AIM A - Could you repeat the records verbatim, starting at their first line and ending at the line that contains "sentiment-point: [256, 436, 280, 460]", with both of those lines included?

Cameron has taken more than 100 businesspeople with him to China, including the heads of Jaguar Land Rover, Rolls Royce and Royal Dutch Shell and the chief executive of the London Stock Exchange.
He has kept human rights firmly on the sidelines during his time in China, but the Global Times said his three-day visit "can hardly be the end of the conflict between China and the UK".
"Beijing needs to speed up the pace of turning its strength into diplomatic resources and make London pay the price for when it intrudes into the interests of China," the editorial said.
China denounces the Dalai Lama- who says he only wants greater autonomy for Tibetans- as a dangerous separatist.
"The Chinese government will surely show courtesy to Cameron. But the public does not forget his stance on certain issues," the paper added.
The editorial also criticised what it called London's interference in the "transition process" of Hong Kong, a British colony before its reversion to China in 1997. It is due to adopt universal suffrage to choose its chief executive in four years' time.
The paper warned that "Sino-British ties can be halted again" over the issue.
"The Cameron administration should acknowledge that the UK is not a big power in the eyes of the Chinese," it added.
"It is just an old European country apt for travel and study." The Global Times has close ties to the ruling Communist Party and often takes a nationalist stance.
A more conciliatory editorial appeared in the China Daily, which said Cameron's visit would help "pave the way for bilateral ties to flourish".

AIM B -
Does the passage on Cameron's visit to China agree with each statement below? Answer yes or no for each, and quote the words from the passage that decide it.
(i) Cameron took more than 100 businesspeople with him to China.
(ii) The Global Times said Cameron's visit would help "pave the way for bilateral ties to flourish".
(iii) Hong Kong is due to adopt universal suffrage to choose its chief executive in four years' time.

PROVIDED ENTRIES -
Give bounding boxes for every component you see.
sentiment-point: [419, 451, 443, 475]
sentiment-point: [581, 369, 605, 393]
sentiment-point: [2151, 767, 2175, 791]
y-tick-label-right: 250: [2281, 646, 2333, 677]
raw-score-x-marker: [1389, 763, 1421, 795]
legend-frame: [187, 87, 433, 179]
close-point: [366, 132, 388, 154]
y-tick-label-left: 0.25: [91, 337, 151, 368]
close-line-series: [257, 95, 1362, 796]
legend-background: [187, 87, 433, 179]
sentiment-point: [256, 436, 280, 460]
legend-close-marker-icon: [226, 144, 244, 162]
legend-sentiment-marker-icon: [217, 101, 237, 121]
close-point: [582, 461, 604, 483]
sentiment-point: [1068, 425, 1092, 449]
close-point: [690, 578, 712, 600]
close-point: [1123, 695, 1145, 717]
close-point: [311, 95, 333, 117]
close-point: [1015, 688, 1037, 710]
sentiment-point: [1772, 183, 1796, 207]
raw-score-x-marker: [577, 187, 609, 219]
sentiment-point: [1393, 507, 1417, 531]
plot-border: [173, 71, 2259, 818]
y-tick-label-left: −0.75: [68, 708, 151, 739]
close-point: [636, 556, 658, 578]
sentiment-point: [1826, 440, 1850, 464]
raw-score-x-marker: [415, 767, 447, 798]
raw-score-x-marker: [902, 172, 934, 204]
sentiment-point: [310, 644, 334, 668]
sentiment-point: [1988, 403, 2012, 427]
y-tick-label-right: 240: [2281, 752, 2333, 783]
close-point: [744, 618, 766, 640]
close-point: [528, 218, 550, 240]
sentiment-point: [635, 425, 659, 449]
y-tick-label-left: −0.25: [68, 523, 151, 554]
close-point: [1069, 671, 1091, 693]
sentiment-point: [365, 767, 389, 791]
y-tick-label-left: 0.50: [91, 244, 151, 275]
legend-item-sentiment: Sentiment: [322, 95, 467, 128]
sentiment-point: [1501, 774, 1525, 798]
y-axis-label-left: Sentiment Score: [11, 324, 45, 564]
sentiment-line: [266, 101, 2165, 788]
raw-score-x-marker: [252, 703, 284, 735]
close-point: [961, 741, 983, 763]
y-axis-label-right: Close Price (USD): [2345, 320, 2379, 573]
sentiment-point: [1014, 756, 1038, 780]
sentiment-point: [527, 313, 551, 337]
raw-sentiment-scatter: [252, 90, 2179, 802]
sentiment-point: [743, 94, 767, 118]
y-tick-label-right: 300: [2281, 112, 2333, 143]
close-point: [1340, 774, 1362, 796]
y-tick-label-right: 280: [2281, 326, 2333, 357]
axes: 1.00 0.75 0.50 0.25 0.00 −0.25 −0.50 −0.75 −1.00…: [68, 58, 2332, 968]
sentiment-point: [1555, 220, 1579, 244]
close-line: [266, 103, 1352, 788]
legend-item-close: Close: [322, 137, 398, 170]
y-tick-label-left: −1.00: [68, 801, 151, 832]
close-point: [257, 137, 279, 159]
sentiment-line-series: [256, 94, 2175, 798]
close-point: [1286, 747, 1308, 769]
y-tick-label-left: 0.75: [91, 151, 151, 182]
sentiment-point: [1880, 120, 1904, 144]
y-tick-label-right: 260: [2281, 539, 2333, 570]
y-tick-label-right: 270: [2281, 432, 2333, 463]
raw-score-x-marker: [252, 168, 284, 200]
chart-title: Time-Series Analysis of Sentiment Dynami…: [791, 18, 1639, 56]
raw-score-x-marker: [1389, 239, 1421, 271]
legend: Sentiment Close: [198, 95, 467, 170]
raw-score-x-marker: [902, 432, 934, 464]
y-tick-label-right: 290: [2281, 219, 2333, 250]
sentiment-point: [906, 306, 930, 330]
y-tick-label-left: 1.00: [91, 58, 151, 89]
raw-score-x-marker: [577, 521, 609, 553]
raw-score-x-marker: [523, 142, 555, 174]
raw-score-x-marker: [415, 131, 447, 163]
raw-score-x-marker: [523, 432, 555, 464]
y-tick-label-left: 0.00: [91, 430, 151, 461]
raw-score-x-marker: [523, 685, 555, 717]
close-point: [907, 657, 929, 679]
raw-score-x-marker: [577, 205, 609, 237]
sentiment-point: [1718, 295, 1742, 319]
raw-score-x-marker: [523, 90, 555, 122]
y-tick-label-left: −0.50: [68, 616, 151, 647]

WRITTEN RESPONSE A -
Give bounding boxes for every component you see.
sentiment-point: [419, 451, 443, 475]
sentiment-point: [581, 369, 605, 393]
sentiment-point: [2151, 767, 2175, 791]
y-tick-label-right: 250: [2281, 646, 2333, 677]
raw-score-x-marker: [1389, 763, 1421, 795]
legend-frame: [187, 87, 433, 179]
close-point: [366, 132, 388, 154]
y-tick-label-left: 0.25: [91, 337, 151, 368]
close-line-series: [257, 95, 1362, 796]
legend-background: [187, 87, 433, 179]
sentiment-point: [256, 436, 280, 460]

WRITTEN RESPONSE B -
(i) Yes: "Cameron has taken more than 100 businesspeople with him to China"
(ii) No: "A more conciliatory editorial appeared in the China Daily, which said Cameron's visit would help "pave the way for bilateral ties to flourish"."
(iii) Yes: "It is due to adopt universal suffrage to choose its chief executive in four years' time."